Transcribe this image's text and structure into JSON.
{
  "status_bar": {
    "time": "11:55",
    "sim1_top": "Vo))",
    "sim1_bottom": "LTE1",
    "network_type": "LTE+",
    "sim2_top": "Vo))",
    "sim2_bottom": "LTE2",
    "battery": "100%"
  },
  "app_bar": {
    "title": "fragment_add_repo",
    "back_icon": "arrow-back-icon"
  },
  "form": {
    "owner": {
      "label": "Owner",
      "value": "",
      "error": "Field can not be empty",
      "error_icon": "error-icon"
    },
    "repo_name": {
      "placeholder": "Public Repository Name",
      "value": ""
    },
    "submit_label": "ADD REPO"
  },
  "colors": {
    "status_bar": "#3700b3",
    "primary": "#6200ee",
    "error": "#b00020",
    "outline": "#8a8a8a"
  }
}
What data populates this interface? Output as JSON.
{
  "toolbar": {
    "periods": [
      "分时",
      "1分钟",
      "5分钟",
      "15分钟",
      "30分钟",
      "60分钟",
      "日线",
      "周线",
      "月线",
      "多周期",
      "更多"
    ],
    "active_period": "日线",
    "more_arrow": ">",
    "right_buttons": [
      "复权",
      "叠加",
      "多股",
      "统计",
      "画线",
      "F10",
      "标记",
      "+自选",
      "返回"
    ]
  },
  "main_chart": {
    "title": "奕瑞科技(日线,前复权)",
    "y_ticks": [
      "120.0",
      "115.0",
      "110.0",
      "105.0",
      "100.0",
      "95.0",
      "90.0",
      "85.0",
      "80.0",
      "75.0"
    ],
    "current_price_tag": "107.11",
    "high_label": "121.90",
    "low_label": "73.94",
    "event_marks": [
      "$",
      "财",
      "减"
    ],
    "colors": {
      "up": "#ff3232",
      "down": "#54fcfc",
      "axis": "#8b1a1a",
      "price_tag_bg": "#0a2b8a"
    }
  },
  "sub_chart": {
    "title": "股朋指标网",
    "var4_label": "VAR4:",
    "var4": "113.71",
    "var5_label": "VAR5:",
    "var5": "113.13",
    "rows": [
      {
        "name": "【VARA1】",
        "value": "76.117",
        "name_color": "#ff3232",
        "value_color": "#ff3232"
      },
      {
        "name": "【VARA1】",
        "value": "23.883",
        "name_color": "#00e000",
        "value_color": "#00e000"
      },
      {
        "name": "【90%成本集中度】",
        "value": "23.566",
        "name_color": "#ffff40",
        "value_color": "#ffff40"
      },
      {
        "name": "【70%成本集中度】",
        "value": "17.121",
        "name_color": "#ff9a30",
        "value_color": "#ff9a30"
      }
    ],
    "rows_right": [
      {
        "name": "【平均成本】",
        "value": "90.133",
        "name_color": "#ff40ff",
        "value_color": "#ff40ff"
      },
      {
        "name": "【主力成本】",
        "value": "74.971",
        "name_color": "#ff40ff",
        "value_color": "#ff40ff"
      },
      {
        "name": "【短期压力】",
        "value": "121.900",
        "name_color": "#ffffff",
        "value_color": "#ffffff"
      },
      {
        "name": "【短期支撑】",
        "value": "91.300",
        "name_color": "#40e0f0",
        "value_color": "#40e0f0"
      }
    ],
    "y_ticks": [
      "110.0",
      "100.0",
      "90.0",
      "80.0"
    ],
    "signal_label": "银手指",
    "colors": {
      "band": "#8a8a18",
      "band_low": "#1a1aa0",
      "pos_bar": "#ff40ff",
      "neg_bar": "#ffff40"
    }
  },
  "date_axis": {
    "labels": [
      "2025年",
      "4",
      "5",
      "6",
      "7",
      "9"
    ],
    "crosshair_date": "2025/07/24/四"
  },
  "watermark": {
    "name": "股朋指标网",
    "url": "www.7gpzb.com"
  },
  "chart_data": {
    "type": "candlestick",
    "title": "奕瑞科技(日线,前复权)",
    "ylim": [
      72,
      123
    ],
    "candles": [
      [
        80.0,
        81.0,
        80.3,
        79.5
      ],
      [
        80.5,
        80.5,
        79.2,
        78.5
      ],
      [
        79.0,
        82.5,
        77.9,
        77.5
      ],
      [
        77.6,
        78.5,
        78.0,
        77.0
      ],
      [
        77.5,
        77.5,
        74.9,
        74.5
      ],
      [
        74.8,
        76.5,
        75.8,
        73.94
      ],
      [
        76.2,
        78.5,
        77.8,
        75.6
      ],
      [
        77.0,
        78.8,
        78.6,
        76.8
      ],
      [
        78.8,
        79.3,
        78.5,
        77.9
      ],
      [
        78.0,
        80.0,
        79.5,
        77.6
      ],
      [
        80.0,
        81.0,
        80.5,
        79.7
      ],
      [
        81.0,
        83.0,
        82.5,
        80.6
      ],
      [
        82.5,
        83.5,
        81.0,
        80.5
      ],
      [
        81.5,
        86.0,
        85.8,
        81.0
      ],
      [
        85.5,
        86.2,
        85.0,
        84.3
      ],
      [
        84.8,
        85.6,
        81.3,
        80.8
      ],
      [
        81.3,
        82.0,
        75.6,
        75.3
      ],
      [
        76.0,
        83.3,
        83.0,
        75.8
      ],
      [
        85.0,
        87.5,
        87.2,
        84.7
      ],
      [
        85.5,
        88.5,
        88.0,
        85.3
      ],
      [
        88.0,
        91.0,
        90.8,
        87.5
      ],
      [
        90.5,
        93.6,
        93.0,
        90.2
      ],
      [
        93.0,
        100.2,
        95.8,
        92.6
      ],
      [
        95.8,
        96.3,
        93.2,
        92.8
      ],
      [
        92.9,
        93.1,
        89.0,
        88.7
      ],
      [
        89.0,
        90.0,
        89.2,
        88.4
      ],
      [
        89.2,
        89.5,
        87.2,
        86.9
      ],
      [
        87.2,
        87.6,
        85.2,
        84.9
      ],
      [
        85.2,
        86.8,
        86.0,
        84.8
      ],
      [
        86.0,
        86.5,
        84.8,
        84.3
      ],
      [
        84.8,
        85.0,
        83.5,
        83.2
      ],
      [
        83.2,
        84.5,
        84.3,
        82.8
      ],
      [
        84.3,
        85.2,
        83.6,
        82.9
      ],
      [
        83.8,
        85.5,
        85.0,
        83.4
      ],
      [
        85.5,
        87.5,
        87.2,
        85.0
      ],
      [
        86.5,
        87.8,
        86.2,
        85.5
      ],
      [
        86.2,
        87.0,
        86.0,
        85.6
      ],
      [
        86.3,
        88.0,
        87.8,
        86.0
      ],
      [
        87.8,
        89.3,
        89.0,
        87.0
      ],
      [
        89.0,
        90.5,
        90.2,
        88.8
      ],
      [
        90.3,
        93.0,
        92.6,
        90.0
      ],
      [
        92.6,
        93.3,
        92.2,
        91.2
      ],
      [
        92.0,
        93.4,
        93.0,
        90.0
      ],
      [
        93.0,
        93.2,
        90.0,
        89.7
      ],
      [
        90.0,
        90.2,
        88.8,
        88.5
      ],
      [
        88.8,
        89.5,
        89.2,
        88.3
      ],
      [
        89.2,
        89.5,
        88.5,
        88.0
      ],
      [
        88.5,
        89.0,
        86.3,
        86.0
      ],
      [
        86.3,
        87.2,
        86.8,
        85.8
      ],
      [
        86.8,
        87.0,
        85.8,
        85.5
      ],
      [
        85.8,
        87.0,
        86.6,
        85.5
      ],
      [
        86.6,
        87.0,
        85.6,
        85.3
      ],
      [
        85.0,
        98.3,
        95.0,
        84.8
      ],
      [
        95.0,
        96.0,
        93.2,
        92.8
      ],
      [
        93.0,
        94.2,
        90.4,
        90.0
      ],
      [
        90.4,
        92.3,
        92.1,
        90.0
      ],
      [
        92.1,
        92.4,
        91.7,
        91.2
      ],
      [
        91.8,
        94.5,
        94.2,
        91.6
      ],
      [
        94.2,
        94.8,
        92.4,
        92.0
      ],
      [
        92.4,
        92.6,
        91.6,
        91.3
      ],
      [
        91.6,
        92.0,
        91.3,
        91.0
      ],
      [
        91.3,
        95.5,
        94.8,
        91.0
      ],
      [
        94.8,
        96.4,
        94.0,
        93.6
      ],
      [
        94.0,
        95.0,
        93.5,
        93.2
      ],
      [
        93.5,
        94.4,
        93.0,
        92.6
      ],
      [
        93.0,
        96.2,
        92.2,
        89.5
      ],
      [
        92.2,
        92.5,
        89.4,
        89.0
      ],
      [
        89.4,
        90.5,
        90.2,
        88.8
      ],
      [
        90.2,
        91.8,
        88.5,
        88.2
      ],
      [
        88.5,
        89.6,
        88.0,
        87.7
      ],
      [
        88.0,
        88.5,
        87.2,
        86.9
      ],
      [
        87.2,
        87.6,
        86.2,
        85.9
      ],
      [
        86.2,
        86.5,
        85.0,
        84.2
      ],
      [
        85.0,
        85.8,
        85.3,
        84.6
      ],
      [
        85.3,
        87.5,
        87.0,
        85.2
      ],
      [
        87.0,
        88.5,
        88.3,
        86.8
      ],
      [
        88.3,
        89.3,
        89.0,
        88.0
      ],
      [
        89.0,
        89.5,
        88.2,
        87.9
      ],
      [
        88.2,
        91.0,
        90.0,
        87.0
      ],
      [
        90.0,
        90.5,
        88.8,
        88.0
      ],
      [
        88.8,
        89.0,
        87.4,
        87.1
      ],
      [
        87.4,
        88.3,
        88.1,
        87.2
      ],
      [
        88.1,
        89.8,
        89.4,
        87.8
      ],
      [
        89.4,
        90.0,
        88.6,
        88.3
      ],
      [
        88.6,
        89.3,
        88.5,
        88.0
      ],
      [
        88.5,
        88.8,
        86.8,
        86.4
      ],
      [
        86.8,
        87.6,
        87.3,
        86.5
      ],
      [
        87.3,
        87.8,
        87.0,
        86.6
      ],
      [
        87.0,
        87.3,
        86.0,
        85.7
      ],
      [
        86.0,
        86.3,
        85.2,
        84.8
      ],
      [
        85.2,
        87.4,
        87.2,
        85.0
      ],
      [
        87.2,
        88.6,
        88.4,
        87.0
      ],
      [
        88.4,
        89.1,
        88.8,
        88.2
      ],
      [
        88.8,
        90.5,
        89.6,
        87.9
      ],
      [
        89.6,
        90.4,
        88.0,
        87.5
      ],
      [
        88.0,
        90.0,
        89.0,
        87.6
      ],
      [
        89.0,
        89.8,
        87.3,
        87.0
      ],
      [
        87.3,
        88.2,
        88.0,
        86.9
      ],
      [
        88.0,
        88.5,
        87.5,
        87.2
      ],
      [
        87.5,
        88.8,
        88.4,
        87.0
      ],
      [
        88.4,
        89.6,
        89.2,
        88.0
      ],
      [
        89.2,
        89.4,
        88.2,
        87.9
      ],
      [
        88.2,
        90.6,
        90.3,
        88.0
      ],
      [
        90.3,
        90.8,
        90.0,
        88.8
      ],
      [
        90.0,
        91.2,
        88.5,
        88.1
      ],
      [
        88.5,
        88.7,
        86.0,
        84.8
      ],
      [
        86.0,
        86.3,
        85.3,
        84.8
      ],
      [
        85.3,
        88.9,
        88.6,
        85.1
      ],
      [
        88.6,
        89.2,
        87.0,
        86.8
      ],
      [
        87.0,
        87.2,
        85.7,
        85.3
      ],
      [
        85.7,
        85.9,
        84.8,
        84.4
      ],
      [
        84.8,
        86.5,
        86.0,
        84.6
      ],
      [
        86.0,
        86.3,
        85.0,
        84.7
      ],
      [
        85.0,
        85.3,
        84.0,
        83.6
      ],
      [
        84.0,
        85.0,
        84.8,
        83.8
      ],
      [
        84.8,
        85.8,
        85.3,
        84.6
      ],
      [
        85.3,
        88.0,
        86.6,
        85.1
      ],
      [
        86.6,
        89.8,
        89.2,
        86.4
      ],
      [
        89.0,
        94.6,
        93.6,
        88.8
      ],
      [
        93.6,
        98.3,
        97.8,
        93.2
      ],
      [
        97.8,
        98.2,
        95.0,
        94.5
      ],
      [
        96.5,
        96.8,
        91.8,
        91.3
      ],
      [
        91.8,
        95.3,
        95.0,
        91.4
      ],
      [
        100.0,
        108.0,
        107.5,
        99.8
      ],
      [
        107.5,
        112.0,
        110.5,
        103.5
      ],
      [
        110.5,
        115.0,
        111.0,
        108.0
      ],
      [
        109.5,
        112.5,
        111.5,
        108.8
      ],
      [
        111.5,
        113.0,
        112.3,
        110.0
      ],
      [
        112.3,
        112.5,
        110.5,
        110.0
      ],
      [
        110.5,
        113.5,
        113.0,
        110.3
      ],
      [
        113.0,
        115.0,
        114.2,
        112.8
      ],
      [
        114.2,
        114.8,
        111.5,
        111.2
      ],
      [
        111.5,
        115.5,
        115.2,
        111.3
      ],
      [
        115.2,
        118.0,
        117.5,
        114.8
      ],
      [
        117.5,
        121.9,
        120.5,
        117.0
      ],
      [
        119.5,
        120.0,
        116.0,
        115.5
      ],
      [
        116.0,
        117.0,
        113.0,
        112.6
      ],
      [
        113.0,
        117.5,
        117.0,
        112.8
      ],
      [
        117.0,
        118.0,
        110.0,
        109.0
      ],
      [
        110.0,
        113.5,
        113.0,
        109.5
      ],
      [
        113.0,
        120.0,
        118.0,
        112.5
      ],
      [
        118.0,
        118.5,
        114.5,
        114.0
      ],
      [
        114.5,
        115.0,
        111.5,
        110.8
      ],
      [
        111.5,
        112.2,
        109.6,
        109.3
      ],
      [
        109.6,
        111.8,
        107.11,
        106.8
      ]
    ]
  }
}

——————————

→ SHORT EXERCISE
Collect, from the material above, every line containing the word "error".

→ TASK RESULT
      "error": "Field can not be empty",
      "error_icon": "error-icon"
    "error": "#b00020",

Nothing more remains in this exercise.